ACTIVITY:
According to the mouse Igf2as study excerpt, how did Igf2 expression in knockout placentas lacking Igf2as transcription compare with wild type?

SELECTED TEXT:
---
Functional Expression Study of Igf2 Antisense Transcript in Mouse

1Institute of Genetics, Vetsuisse Faculty, University of Bern, Bremgartenstrasse 109a, 3001 Berne, Switzerland
2Graduate School for Cellular and Biomedical Sciences, Theodor Kocher Institute, University of Bern, Freiestrasse 1, 3012 Berne, Switzerland

Received 7 October 2013; Accepted 13 December 2013; Published 16 January 2014

Academic Editor: Ian Dunham

Copyright © 2014 Carolina Duart-Garcia and Martin H. Braunschweig. This is an open access article distributed under the Creative Commons Attribution License, which permits unrestricted use, distribution, and reproduction in any medium, provided the original work is properly cited.

Abstract

Insulin-like growth factor antisense gene (Igf2as) expression was investigated in different mouse tissues during development, in differentiating C2C12 cells and in a DMR1-U2 knockout mouse model. The expression levels of Igf2as were high in fetal and newborn liver and muscle tissues compared to adults. The Igf2as gene was also expressed in placenta and in brain. The expression data suggests that the Igf2as gene plays a role in early development of the mouse and in placenta. There was no consistent evidence for an interaction between Igf2 and Igf2as transcripts. Furthermore, in knockout placentas lacking Igf2as transcription, Igf2 expression was comparable to that in wild type. These results indicate that Igf2as does not regulate Igf2 sense transcripts. In previous studies, it was suggested that the DMR1-U2 knockout mouse showing intrauterine growth restriction was caused by the absence of placenta-specific Igf2 P0 transcription. We conclude that the DMR1-U2 deletion phenotype should be reconsidered in the light of a functional Igf2as gene.
---
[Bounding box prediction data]
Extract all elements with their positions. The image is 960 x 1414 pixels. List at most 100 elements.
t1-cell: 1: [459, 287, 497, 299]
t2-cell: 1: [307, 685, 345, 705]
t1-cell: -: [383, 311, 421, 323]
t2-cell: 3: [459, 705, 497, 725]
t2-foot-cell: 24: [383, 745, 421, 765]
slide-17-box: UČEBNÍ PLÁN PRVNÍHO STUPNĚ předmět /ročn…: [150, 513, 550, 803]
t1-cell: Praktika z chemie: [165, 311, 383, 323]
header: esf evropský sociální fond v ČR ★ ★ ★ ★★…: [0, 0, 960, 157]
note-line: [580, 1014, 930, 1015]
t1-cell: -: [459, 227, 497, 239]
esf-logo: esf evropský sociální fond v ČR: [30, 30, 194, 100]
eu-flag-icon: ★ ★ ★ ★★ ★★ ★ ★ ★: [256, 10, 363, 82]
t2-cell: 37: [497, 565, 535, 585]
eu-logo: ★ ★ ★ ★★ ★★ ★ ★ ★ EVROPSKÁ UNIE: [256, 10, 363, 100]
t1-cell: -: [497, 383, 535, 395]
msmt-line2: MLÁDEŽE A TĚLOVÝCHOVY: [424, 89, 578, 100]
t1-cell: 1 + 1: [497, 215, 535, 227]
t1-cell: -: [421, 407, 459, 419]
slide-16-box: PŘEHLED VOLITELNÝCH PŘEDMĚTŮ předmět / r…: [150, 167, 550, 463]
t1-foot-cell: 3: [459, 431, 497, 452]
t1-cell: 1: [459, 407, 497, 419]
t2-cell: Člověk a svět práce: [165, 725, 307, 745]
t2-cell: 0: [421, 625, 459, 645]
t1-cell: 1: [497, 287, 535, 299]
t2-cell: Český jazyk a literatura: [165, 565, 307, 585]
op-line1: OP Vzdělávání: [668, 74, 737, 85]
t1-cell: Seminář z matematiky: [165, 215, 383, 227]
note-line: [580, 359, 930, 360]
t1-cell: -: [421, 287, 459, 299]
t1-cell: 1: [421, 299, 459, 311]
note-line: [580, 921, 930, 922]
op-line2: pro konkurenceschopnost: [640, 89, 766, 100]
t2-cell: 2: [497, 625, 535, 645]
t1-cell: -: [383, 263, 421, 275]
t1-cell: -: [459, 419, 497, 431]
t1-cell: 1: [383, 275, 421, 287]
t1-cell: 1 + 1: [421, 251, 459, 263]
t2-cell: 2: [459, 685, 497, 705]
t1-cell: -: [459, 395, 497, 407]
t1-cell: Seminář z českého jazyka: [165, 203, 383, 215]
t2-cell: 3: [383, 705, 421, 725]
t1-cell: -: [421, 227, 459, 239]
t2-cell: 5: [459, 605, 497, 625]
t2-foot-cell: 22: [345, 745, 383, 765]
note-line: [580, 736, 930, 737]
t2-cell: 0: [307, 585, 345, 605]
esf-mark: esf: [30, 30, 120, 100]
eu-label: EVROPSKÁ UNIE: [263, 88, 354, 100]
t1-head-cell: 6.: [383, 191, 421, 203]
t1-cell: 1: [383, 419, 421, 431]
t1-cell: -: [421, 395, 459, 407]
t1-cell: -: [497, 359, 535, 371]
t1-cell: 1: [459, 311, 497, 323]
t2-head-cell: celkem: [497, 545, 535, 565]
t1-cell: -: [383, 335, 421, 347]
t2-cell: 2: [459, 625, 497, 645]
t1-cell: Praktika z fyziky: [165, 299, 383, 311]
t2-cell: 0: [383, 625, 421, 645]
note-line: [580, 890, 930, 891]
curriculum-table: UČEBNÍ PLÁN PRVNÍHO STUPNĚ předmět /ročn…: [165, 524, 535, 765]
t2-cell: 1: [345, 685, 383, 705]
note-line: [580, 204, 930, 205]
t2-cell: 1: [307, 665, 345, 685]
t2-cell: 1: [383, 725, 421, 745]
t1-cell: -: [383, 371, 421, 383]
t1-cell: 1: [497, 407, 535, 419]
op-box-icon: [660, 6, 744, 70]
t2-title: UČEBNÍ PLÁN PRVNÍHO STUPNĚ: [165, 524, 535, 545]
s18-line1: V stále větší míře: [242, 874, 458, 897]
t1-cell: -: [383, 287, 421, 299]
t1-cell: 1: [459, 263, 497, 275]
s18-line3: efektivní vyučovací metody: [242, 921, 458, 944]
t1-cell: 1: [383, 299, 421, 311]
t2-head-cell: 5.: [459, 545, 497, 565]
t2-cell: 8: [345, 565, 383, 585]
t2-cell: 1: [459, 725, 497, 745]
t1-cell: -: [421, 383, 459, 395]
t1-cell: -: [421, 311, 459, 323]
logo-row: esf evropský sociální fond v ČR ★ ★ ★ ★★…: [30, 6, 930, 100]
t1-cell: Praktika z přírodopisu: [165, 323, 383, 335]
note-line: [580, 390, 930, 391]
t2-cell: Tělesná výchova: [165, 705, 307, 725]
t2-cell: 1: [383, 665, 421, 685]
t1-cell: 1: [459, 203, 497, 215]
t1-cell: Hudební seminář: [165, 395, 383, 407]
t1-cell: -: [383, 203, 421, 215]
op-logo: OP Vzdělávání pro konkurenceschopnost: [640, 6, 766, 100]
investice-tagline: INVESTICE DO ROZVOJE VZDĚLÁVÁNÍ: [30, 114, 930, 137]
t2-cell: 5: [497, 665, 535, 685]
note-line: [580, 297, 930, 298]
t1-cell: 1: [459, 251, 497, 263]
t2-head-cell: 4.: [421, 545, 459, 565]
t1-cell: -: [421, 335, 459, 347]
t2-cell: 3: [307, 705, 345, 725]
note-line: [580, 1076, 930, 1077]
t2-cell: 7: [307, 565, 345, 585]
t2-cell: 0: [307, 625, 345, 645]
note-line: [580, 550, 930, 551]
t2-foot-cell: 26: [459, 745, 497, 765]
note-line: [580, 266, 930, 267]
---
ANSWER TO THE PROBLEM:
It was comparable to that in wild type.